▸ **Supplied entries**:
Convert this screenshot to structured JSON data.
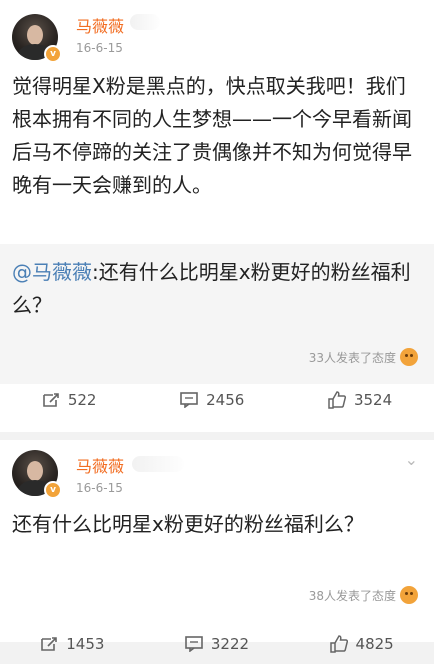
{
  "posts": [
    {
      "username": "马薇薇",
      "time": "16-6-15",
      "text": "觉得明星X粉是黑点的，快点取关我吧！我们根本拥有不同的人生梦想——一个今早看新闻后马不停蹄的关注了贵偶像并不知为何觉得早晚有一天会赚到的人。",
      "quote": {
        "mention": "@马薇薇",
        "text": ":还有什么比明星x粉更好的粉丝福利么？",
        "approval": "33人发表了态度"
      },
      "actions": {
        "repost": "522",
        "comment": "2456",
        "like": "3524"
      }
    },
    {
      "username": "马薇薇",
      "time": "16-6-15",
      "text": "还有什么比明星x粉更好的粉丝福利么？",
      "approval": "38人发表了态度",
      "actions": {
        "repost": "1453",
        "comment": "3222",
        "like": "4825"
      }
    }
  ],
  "colors": {
    "username": "#f26d22",
    "mention": "#4a7fb5",
    "badge": "#f2a33a"
  },
  "icons": {
    "repost": "repost-icon",
    "comment": "comment-icon",
    "like": "thumbs-up-icon",
    "badge": "verified-badge-icon"
  }
}
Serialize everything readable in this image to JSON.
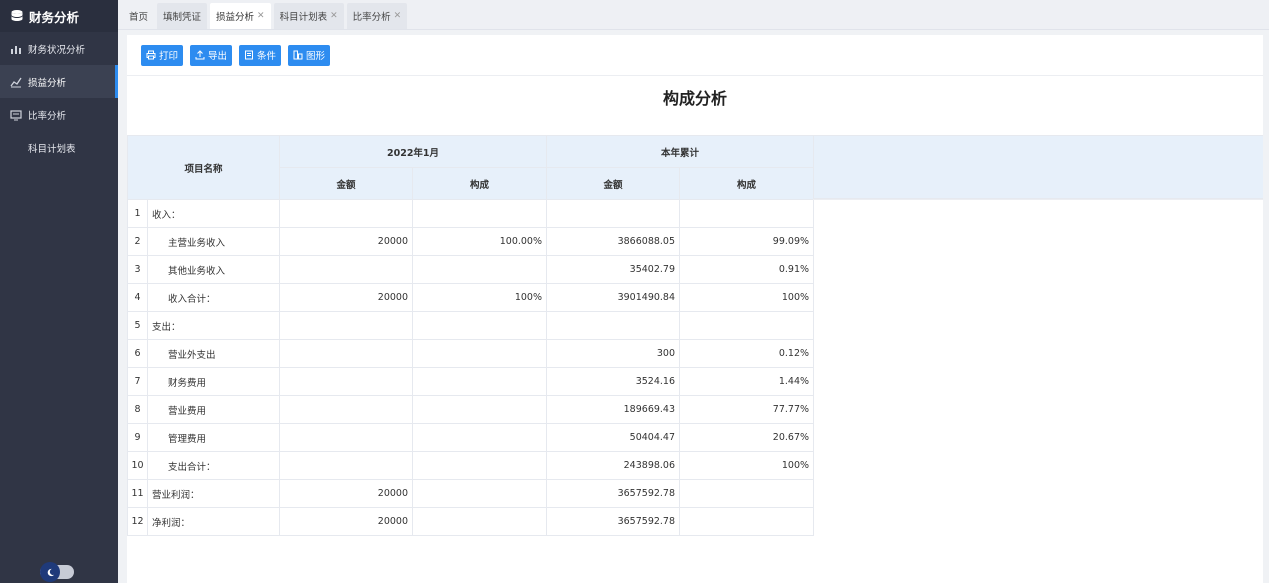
{
  "app": {
    "title": "财务分析"
  },
  "sidebar": {
    "items": [
      {
        "label": "财务状况分析",
        "icon": "bar-chart-icon"
      },
      {
        "label": "损益分析",
        "icon": "line-chart-icon",
        "active": true
      },
      {
        "label": "比率分析",
        "icon": "monitor-icon"
      },
      {
        "label": "科目计划表",
        "icon": ""
      }
    ]
  },
  "tabs": [
    {
      "label": "首页",
      "closable": false
    },
    {
      "label": "填制凭证",
      "closable": false
    },
    {
      "label": "损益分析",
      "closable": true,
      "active": true
    },
    {
      "label": "科目计划表",
      "closable": true
    },
    {
      "label": "比率分析",
      "closable": true
    }
  ],
  "toolbar": {
    "print": "打印",
    "export": "导出",
    "condition": "条件",
    "chart": "图形"
  },
  "report": {
    "title": "构成分析",
    "header": {
      "item_name": "项目名称",
      "period": "2022年1月",
      "ytd": "本年累计",
      "amount": "金额",
      "ratio": "构成"
    },
    "rows": [
      {
        "idx": "1",
        "name": "收入：",
        "sub": false,
        "amt1": "",
        "pct1": "",
        "amt2": "",
        "pct2": ""
      },
      {
        "idx": "2",
        "name": "主营业务收入",
        "sub": true,
        "amt1": "20000",
        "pct1": "100.00%",
        "amt2": "3866088.05",
        "pct2": "99.09%"
      },
      {
        "idx": "3",
        "name": "其他业务收入",
        "sub": true,
        "amt1": "",
        "pct1": "",
        "amt2": "35402.79",
        "pct2": "0.91%"
      },
      {
        "idx": "4",
        "name": "收入合计：",
        "sub": true,
        "amt1": "20000",
        "pct1": "100%",
        "amt2": "3901490.84",
        "pct2": "100%"
      },
      {
        "idx": "5",
        "name": "支出：",
        "sub": false,
        "amt1": "",
        "pct1": "",
        "amt2": "",
        "pct2": ""
      },
      {
        "idx": "6",
        "name": "营业外支出",
        "sub": true,
        "amt1": "",
        "pct1": "",
        "amt2": "300",
        "pct2": "0.12%"
      },
      {
        "idx": "7",
        "name": "财务费用",
        "sub": true,
        "amt1": "",
        "pct1": "",
        "amt2": "3524.16",
        "pct2": "1.44%"
      },
      {
        "idx": "8",
        "name": "营业费用",
        "sub": true,
        "amt1": "",
        "pct1": "",
        "amt2": "189669.43",
        "pct2": "77.77%"
      },
      {
        "idx": "9",
        "name": "管理费用",
        "sub": true,
        "amt1": "",
        "pct1": "",
        "amt2": "50404.47",
        "pct2": "20.67%"
      },
      {
        "idx": "10",
        "name": "支出合计：",
        "sub": true,
        "amt1": "",
        "pct1": "",
        "amt2": "243898.06",
        "pct2": "100%"
      },
      {
        "idx": "11",
        "name": "营业利润：",
        "sub": false,
        "amt1": "20000",
        "pct1": "",
        "amt2": "3657592.78",
        "pct2": ""
      },
      {
        "idx": "12",
        "name": "净利润：",
        "sub": false,
        "amt1": "20000",
        "pct1": "",
        "amt2": "3657592.78",
        "pct2": ""
      }
    ]
  },
  "colors": {
    "accent": "#2d8cf0",
    "sidebar_bg": "#303545",
    "header_bg": "#e7f0fa"
  }
}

▸ **The task**: Show all lines in the entries above where the word "label" appears.

▸ **Correct answer**:
        "label": "财务状况分析",
        "label": "损益分析",
        "label": "比率分析",
        "label": "科目计划表",
      "label": "首页",
      "label": "填制凭证",
      "label": "损益分析",
      "label": "科目计划表",
      "label": "比率分析",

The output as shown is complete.